» WHAT THIS TASK INVOLVES
Locate each line of the material that contains "name", then return it.

» EXCERPTED RECORDS
--- Begin ---
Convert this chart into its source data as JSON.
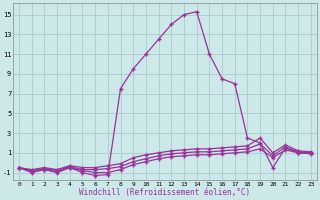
{
  "xlabel": "Windchill (Refroidissement éolien,°C)",
  "x_values": [
    0,
    1,
    2,
    3,
    4,
    5,
    6,
    7,
    8,
    9,
    10,
    11,
    12,
    13,
    14,
    15,
    16,
    17,
    18,
    19,
    20,
    21,
    22,
    23
  ],
  "line1_y": [
    -0.5,
    -1.0,
    -0.7,
    -1.0,
    -0.5,
    -1.0,
    -1.3,
    -1.2,
    7.5,
    9.5,
    11.0,
    12.5,
    14.0,
    15.0,
    15.3,
    11.0,
    8.5,
    8.0,
    2.5,
    2.0,
    -0.5,
    1.5,
    1.0,
    1.0
  ],
  "line2_y": [
    -0.5,
    -0.7,
    -0.5,
    -0.7,
    -0.3,
    -0.5,
    -0.5,
    -0.3,
    -0.1,
    0.5,
    0.8,
    1.0,
    1.2,
    1.3,
    1.4,
    1.4,
    1.5,
    1.6,
    1.7,
    2.5,
    1.0,
    1.8,
    1.2,
    1.1
  ],
  "line3_y": [
    -0.5,
    -0.8,
    -0.6,
    -0.8,
    -0.4,
    -0.7,
    -0.7,
    -0.6,
    -0.4,
    0.1,
    0.4,
    0.7,
    0.9,
    1.0,
    1.1,
    1.1,
    1.2,
    1.3,
    1.4,
    1.9,
    0.7,
    1.6,
    1.1,
    1.0
  ],
  "line4_y": [
    -0.5,
    -0.9,
    -0.7,
    -0.9,
    -0.5,
    -0.8,
    -1.0,
    -1.0,
    -0.7,
    -0.2,
    0.1,
    0.4,
    0.6,
    0.7,
    0.8,
    0.8,
    0.9,
    1.0,
    1.1,
    1.4,
    0.5,
    1.3,
    1.0,
    0.9
  ],
  "line_color": "#993399",
  "bg_color": "#cce8e8",
  "grid_color": "#b0d0d0",
  "ylim": [
    -1.8,
    16.2
  ],
  "yticks": [
    -1,
    1,
    3,
    5,
    7,
    9,
    11,
    13,
    15
  ],
  "xticks": [
    0,
    1,
    2,
    3,
    4,
    5,
    6,
    7,
    8,
    9,
    10,
    11,
    12,
    13,
    14,
    15,
    16,
    17,
    18,
    19,
    20,
    21,
    22,
    23
  ],
  "marker": "+"
}
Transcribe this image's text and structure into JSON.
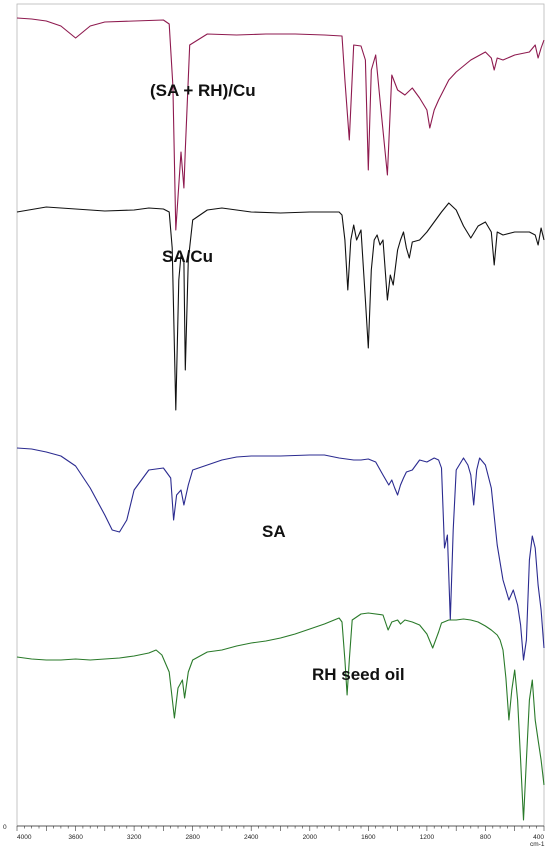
{
  "chart_data": {
    "type": "line",
    "title": "",
    "xlabel": "cm-1",
    "ylabel": "",
    "xlim": [
      4000,
      400
    ],
    "x_reversed": true,
    "grid": false,
    "legend": "none",
    "xticks": [
      4000,
      3600,
      3200,
      2800,
      2400,
      2000,
      1600,
      1200,
      800,
      400
    ],
    "xtick_labels": [
      "4000",
      "3600",
      "3200",
      "2800",
      "2400",
      "2000",
      "1600",
      "1200",
      "800",
      "400"
    ],
    "y_axis_zero_label": "0",
    "series": [
      {
        "name": "(SA + RH)/Cu",
        "color": "#8e1a4f",
        "points": [
          [
            4000,
            18
          ],
          [
            3900,
            19
          ],
          [
            3800,
            21
          ],
          [
            3700,
            26
          ],
          [
            3600,
            38
          ],
          [
            3500,
            26
          ],
          [
            3400,
            22
          ],
          [
            3200,
            21
          ],
          [
            3000,
            20
          ],
          [
            2960,
            24
          ],
          [
            2935,
            86
          ],
          [
            2915,
            230
          ],
          [
            2880,
            152
          ],
          [
            2860,
            188
          ],
          [
            2850,
            150
          ],
          [
            2820,
            45
          ],
          [
            2700,
            34
          ],
          [
            2500,
            35
          ],
          [
            2300,
            34
          ],
          [
            2100,
            34
          ],
          [
            1900,
            35
          ],
          [
            1780,
            36
          ],
          [
            1760,
            80
          ],
          [
            1730,
            140
          ],
          [
            1700,
            45
          ],
          [
            1650,
            46
          ],
          [
            1620,
            60
          ],
          [
            1600,
            170
          ],
          [
            1580,
            70
          ],
          [
            1550,
            55
          ],
          [
            1520,
            100
          ],
          [
            1470,
            175
          ],
          [
            1440,
            75
          ],
          [
            1400,
            90
          ],
          [
            1350,
            95
          ],
          [
            1300,
            88
          ],
          [
            1250,
            98
          ],
          [
            1200,
            110
          ],
          [
            1180,
            128
          ],
          [
            1150,
            110
          ],
          [
            1120,
            100
          ],
          [
            1050,
            80
          ],
          [
            1000,
            72
          ],
          [
            950,
            66
          ],
          [
            900,
            60
          ],
          [
            850,
            56
          ],
          [
            800,
            52
          ],
          [
            760,
            58
          ],
          [
            740,
            70
          ],
          [
            720,
            58
          ],
          [
            680,
            60
          ],
          [
            600,
            55
          ],
          [
            500,
            52
          ],
          [
            460,
            45
          ],
          [
            440,
            58
          ],
          [
            420,
            48
          ],
          [
            400,
            40
          ]
        ]
      },
      {
        "name": "SA/Cu",
        "color": "#111111",
        "points": [
          [
            4000,
            212
          ],
          [
            3800,
            207
          ],
          [
            3600,
            209
          ],
          [
            3400,
            211
          ],
          [
            3200,
            210
          ],
          [
            3100,
            208
          ],
          [
            3000,
            209
          ],
          [
            2960,
            212
          ],
          [
            2940,
            248
          ],
          [
            2915,
            410
          ],
          [
            2895,
            280
          ],
          [
            2880,
            255
          ],
          [
            2860,
            262
          ],
          [
            2850,
            370
          ],
          [
            2830,
            260
          ],
          [
            2800,
            220
          ],
          [
            2700,
            210
          ],
          [
            2600,
            208
          ],
          [
            2400,
            212
          ],
          [
            2200,
            213
          ],
          [
            2000,
            212
          ],
          [
            1900,
            212
          ],
          [
            1800,
            212
          ],
          [
            1780,
            215
          ],
          [
            1760,
            240
          ],
          [
            1740,
            290
          ],
          [
            1720,
            240
          ],
          [
            1700,
            225
          ],
          [
            1680,
            240
          ],
          [
            1650,
            230
          ],
          [
            1620,
            300
          ],
          [
            1600,
            348
          ],
          [
            1580,
            270
          ],
          [
            1560,
            240
          ],
          [
            1540,
            235
          ],
          [
            1520,
            245
          ],
          [
            1500,
            240
          ],
          [
            1470,
            300
          ],
          [
            1450,
            275
          ],
          [
            1430,
            285
          ],
          [
            1400,
            250
          ],
          [
            1380,
            240
          ],
          [
            1360,
            232
          ],
          [
            1340,
            248
          ],
          [
            1320,
            258
          ],
          [
            1300,
            242
          ],
          [
            1250,
            240
          ],
          [
            1200,
            232
          ],
          [
            1150,
            222
          ],
          [
            1100,
            212
          ],
          [
            1050,
            203
          ],
          [
            1000,
            210
          ],
          [
            950,
            226
          ],
          [
            900,
            238
          ],
          [
            850,
            226
          ],
          [
            800,
            222
          ],
          [
            760,
            232
          ],
          [
            740,
            265
          ],
          [
            720,
            232
          ],
          [
            680,
            235
          ],
          [
            600,
            232
          ],
          [
            500,
            232
          ],
          [
            460,
            235
          ],
          [
            440,
            245
          ],
          [
            420,
            228
          ],
          [
            400,
            240
          ]
        ]
      },
      {
        "name": "SA",
        "color": "#2b2b90",
        "points": [
          [
            4000,
            448
          ],
          [
            3900,
            449
          ],
          [
            3800,
            452
          ],
          [
            3700,
            456
          ],
          [
            3600,
            466
          ],
          [
            3500,
            488
          ],
          [
            3400,
            515
          ],
          [
            3350,
            530
          ],
          [
            3300,
            532
          ],
          [
            3250,
            520
          ],
          [
            3200,
            490
          ],
          [
            3100,
            470
          ],
          [
            3000,
            468
          ],
          [
            2950,
            478
          ],
          [
            2930,
            520
          ],
          [
            2910,
            495
          ],
          [
            2880,
            490
          ],
          [
            2860,
            505
          ],
          [
            2830,
            485
          ],
          [
            2800,
            470
          ],
          [
            2700,
            465
          ],
          [
            2600,
            460
          ],
          [
            2500,
            457
          ],
          [
            2400,
            456
          ],
          [
            2200,
            456
          ],
          [
            2000,
            455
          ],
          [
            1900,
            455
          ],
          [
            1800,
            458
          ],
          [
            1700,
            460
          ],
          [
            1650,
            460
          ],
          [
            1600,
            459
          ],
          [
            1550,
            462
          ],
          [
            1500,
            475
          ],
          [
            1460,
            485
          ],
          [
            1440,
            480
          ],
          [
            1420,
            488
          ],
          [
            1400,
            495
          ],
          [
            1380,
            485
          ],
          [
            1360,
            478
          ],
          [
            1340,
            472
          ],
          [
            1300,
            470
          ],
          [
            1250,
            460
          ],
          [
            1200,
            462
          ],
          [
            1150,
            458
          ],
          [
            1120,
            460
          ],
          [
            1100,
            468
          ],
          [
            1080,
            548
          ],
          [
            1060,
            535
          ],
          [
            1040,
            620
          ],
          [
            1020,
            530
          ],
          [
            1000,
            470
          ],
          [
            950,
            458
          ],
          [
            920,
            465
          ],
          [
            900,
            475
          ],
          [
            880,
            505
          ],
          [
            860,
            470
          ],
          [
            840,
            458
          ],
          [
            800,
            465
          ],
          [
            760,
            488
          ],
          [
            720,
            545
          ],
          [
            680,
            580
          ],
          [
            640,
            600
          ],
          [
            610,
            590
          ],
          [
            580,
            605
          ],
          [
            560,
            625
          ],
          [
            540,
            660
          ],
          [
            520,
            640
          ],
          [
            500,
            560
          ],
          [
            480,
            536
          ],
          [
            460,
            548
          ],
          [
            440,
            585
          ],
          [
            420,
            610
          ],
          [
            400,
            648
          ]
        ]
      },
      {
        "name": "RH seed oil",
        "color": "#2a7a2a",
        "points": [
          [
            4000,
            657
          ],
          [
            3900,
            659
          ],
          [
            3800,
            660
          ],
          [
            3700,
            660
          ],
          [
            3600,
            659
          ],
          [
            3500,
            660
          ],
          [
            3400,
            659
          ],
          [
            3300,
            658
          ],
          [
            3200,
            656
          ],
          [
            3100,
            653
          ],
          [
            3050,
            650
          ],
          [
            3010,
            655
          ],
          [
            2960,
            672
          ],
          [
            2925,
            718
          ],
          [
            2900,
            688
          ],
          [
            2870,
            680
          ],
          [
            2855,
            698
          ],
          [
            2830,
            672
          ],
          [
            2800,
            660
          ],
          [
            2700,
            652
          ],
          [
            2600,
            650
          ],
          [
            2500,
            646
          ],
          [
            2400,
            643
          ],
          [
            2300,
            641
          ],
          [
            2200,
            638
          ],
          [
            2100,
            634
          ],
          [
            2000,
            629
          ],
          [
            1900,
            624
          ],
          [
            1800,
            618
          ],
          [
            1780,
            622
          ],
          [
            1760,
            660
          ],
          [
            1745,
            695
          ],
          [
            1730,
            660
          ],
          [
            1710,
            620
          ],
          [
            1650,
            614
          ],
          [
            1600,
            613
          ],
          [
            1500,
            615
          ],
          [
            1465,
            630
          ],
          [
            1440,
            622
          ],
          [
            1400,
            620
          ],
          [
            1380,
            624
          ],
          [
            1350,
            620
          ],
          [
            1300,
            622
          ],
          [
            1250,
            625
          ],
          [
            1200,
            634
          ],
          [
            1160,
            648
          ],
          [
            1120,
            632
          ],
          [
            1100,
            623
          ],
          [
            1050,
            620
          ],
          [
            1000,
            620
          ],
          [
            950,
            619
          ],
          [
            900,
            620
          ],
          [
            850,
            622
          ],
          [
            800,
            626
          ],
          [
            760,
            630
          ],
          [
            720,
            635
          ],
          [
            700,
            640
          ],
          [
            680,
            650
          ],
          [
            660,
            678
          ],
          [
            640,
            720
          ],
          [
            620,
            690
          ],
          [
            600,
            670
          ],
          [
            580,
            700
          ],
          [
            560,
            760
          ],
          [
            540,
            820
          ],
          [
            520,
            760
          ],
          [
            500,
            700
          ],
          [
            480,
            680
          ],
          [
            460,
            720
          ],
          [
            440,
            740
          ],
          [
            420,
            760
          ],
          [
            400,
            785
          ]
        ]
      }
    ]
  }
}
--- End ---
» ANSWER FOR THIS EXERCISE
        "name": "(SA + RH)/Cu",
        "name": "SA/Cu",
        "name": "SA",
        "name": "RH seed oil",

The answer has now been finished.